_WORK REQUIRED_
Select every line holding the word "view" and copy it.

** Start DATA PROVIDED **

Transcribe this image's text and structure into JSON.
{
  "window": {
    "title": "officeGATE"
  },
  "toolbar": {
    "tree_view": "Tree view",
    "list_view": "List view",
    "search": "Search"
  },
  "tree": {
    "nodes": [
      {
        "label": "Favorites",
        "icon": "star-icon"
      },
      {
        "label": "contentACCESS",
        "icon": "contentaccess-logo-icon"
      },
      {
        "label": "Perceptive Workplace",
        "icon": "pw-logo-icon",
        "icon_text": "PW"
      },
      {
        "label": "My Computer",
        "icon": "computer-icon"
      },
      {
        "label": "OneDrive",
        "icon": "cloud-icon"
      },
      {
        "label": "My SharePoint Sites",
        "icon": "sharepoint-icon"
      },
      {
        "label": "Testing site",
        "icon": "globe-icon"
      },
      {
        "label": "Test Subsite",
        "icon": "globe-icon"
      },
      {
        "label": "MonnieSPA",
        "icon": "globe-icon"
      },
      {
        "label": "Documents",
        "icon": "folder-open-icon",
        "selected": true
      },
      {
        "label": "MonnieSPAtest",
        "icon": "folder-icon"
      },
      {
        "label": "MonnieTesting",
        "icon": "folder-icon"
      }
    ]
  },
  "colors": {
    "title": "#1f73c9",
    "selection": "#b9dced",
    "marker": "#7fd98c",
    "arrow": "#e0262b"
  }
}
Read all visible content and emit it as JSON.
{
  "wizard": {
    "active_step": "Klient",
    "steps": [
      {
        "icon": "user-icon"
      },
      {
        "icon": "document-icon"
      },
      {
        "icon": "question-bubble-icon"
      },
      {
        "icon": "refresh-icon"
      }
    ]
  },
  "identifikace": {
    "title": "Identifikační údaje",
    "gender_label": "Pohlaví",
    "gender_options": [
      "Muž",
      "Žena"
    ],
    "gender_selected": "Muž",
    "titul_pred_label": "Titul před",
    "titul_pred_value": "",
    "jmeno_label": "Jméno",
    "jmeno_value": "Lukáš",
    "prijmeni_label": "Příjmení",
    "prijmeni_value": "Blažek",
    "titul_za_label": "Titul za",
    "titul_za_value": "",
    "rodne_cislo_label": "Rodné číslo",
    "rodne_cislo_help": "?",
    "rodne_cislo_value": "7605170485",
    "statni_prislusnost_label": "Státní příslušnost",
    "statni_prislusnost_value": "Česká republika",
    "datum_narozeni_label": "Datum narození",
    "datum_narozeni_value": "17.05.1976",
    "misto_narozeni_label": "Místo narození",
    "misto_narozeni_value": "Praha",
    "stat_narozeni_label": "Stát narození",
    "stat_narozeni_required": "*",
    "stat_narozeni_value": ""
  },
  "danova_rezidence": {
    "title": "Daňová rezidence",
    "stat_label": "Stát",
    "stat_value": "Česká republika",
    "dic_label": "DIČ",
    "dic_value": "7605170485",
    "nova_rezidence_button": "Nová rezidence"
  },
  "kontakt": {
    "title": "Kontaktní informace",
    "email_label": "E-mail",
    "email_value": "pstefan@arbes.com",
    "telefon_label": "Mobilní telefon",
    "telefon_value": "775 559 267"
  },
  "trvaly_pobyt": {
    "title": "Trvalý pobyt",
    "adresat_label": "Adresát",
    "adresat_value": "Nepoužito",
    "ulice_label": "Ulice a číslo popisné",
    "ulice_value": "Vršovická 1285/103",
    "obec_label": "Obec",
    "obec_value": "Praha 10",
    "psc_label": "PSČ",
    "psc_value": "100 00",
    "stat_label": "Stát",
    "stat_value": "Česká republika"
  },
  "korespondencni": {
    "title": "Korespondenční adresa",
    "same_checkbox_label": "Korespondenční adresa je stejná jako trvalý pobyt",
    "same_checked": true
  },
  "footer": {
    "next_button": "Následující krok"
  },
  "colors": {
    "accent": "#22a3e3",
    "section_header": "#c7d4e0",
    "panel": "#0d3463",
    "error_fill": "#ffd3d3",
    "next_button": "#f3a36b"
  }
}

** End DATA PROVIDED **
** Start DATA PROVIDED **

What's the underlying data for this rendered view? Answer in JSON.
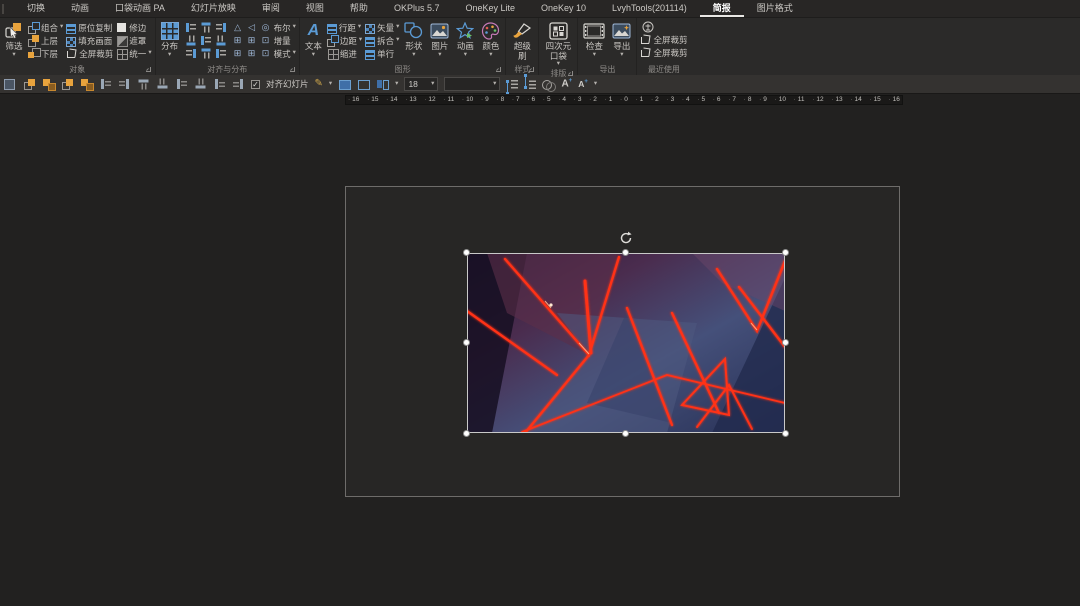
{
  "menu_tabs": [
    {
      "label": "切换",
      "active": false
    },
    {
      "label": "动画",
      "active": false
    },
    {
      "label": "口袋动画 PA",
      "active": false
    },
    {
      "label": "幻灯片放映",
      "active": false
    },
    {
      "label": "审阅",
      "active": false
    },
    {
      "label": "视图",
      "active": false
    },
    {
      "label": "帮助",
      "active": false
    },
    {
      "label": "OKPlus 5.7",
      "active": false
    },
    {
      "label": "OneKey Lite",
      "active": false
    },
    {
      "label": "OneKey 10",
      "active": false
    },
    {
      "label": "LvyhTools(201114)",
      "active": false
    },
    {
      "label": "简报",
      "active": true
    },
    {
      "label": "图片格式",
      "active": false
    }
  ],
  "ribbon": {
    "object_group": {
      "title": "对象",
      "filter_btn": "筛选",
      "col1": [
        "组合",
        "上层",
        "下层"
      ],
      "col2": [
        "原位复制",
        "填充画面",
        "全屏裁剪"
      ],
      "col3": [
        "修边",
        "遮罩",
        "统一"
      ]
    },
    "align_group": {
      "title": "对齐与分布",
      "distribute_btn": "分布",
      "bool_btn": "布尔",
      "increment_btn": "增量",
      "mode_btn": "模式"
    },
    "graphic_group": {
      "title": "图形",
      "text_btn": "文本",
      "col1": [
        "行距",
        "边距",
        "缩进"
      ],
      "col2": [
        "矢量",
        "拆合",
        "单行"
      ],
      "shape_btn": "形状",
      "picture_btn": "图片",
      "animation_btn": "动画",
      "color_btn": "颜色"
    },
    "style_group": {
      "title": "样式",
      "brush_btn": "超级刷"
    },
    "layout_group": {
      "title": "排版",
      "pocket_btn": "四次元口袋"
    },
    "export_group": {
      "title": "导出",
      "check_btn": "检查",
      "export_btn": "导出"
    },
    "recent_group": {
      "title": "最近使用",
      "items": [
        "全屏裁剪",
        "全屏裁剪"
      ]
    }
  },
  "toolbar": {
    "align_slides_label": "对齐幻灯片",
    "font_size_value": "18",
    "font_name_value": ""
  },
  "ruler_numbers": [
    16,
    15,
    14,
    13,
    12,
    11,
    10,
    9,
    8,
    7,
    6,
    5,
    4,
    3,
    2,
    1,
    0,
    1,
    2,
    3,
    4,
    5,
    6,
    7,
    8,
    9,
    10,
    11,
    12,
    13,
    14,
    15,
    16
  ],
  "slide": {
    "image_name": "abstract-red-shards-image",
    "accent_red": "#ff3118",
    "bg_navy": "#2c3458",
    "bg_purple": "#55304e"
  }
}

** End DATA PROVIDED **

_EXERCISE RESULT_
    "tree_view": "Tree view",
    "list_view": "List view",
What's the underlying data for this rendered view? Answer in JSON.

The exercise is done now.